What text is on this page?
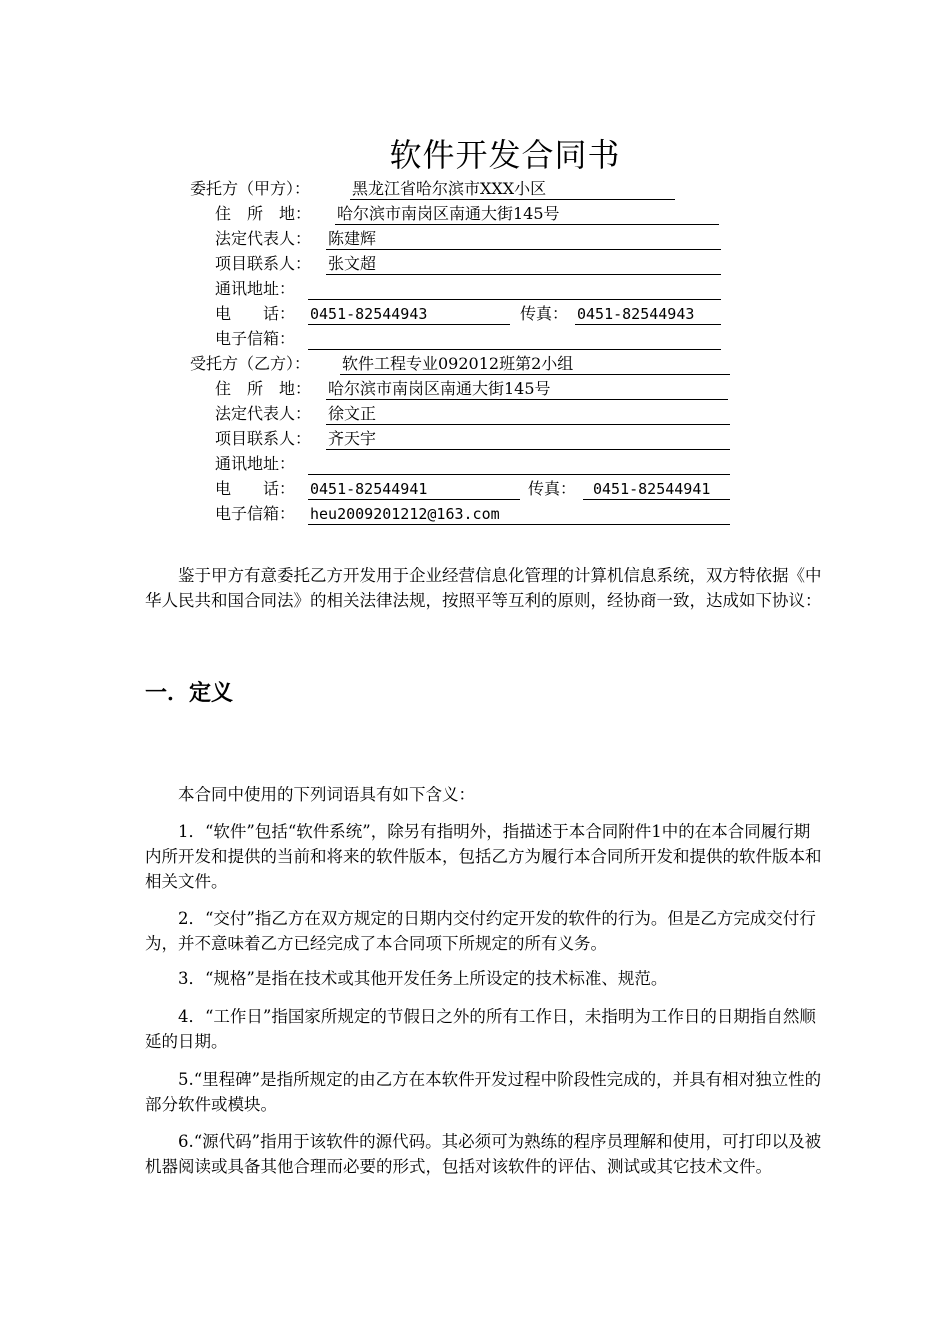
软件开发合同书
委托方（甲方）：	黑龙江省哈尔滨市XXX小区
住　所　地： 哈尔滨市南岗区南通大街145号
法定代表人： 陈建辉
项目联系人： 张文超
通讯地址：
电　　话： 0451-82544943	传真： 0451-82544943
电子信箱：
受托方（乙方）： 软件工程专业092012班第2小组
住　所　地： 哈尔滨市南岗区南通大街145号
法定代表人： 徐文正
项目联系人： 齐天宇
通讯地址：
电　　话： 0451-82544941	传真：	0451-82544941
电子信箱： heu2009201212@163.com

鉴于甲方有意委托乙方开发用于企业经营信息化管理的计算机信息系统，双方特依据《中华人民共和国合同法》的相关法律法规，按照平等互利的原则，经协商一致，达成如下协议：

一．定义

本合同中使用的下列词语具有如下含义：

1．“软件”包括“软件系统”，除另有指明外，指描述于本合同附件1中的在本合同履行期内所开发和提供的当前和将来的软件版本，包括乙方为履行本合同所开发和提供的软件版本和相关文件。

2．“交付”指乙方在双方规定的日期内交付约定开发的软件的行为。但是乙方完成交付行为，并不意味着乙方已经完成了本合同项下所规定的所有义务。

3．“规格”是指在技术或其他开发任务上所设定的技术标准、规范。

4．“工作日”指国家所规定的节假日之外的所有工作日，未指明为工作日的日期指自然顺延的日期。

5.“里程碑”是指所规定的由乙方在本软件开发过程中阶段性完成的，并具有相对独立性的部分软件或模块。

6.“源代码”指用于该软件的源代码。其必须可为熟练的程序员理解和使用，可打印以及被机器阅读或具备其他合理而必要的形式，包括对该软件的评估、测试或其它技术文件。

**TASK REQUIREMENTS**
Every entry must be written out exactly, with all pictures left out.

**FINISHED EXERCISE**
What text is on this page?
软件开发合同书
委托方（甲方）：	黑龙江省哈尔滨市XXX小区
住　所　地： 哈尔滨市南岗区南通大街145号
法定代表人： 陈建辉
项目联系人： 张文超
通讯地址：
电　　话： 0451-82544943	传真： 0451-82544943
电子信箱：
受托方（乙方）： 软件工程专业092012班第2小组
住　所　地： 哈尔滨市南岗区南通大街145号
法定代表人： 徐文正
项目联系人： 齐天宇
通讯地址：
电　　话： 0451-82544941	传真：	0451-82544941
电子信箱： heu2009201212@163.com

鉴于甲方有意委托乙方开发用于企业经营信息化管理的计算机信息系统，双方特依据《中华人民共和国合同法》的相关法律法规，按照平等互利的原则，经协商一致，达成如下协议：

一．定义

本合同中使用的下列词语具有如下含义：

1．“软件”包括“软件系统”，除另有指明外，指描述于本合同附件1中的在本合同履行期内所开发和提供的当前和将来的软件版本，包括乙方为履行本合同所开发和提供的软件版本和相关文件。

2．“交付”指乙方在双方规定的日期内交付约定开发的软件的行为。但是乙方完成交付行为，并不意味着乙方已经完成了本合同项下所规定的所有义务。

3．“规格”是指在技术或其他开发任务上所设定的技术标准、规范。

4．“工作日”指国家所规定的节假日之外的所有工作日，未指明为工作日的日期指自然顺延的日期。

5.“里程碑”是指所规定的由乙方在本软件开发过程中阶段性完成的，并具有相对独立性的部分软件或模块。

6.“源代码”指用于该软件的源代码。其必须可为熟练的程序员理解和使用，可打印以及被机器阅读或具备其他合理而必要的形式，包括对该软件的评估、测试或其它技术文件。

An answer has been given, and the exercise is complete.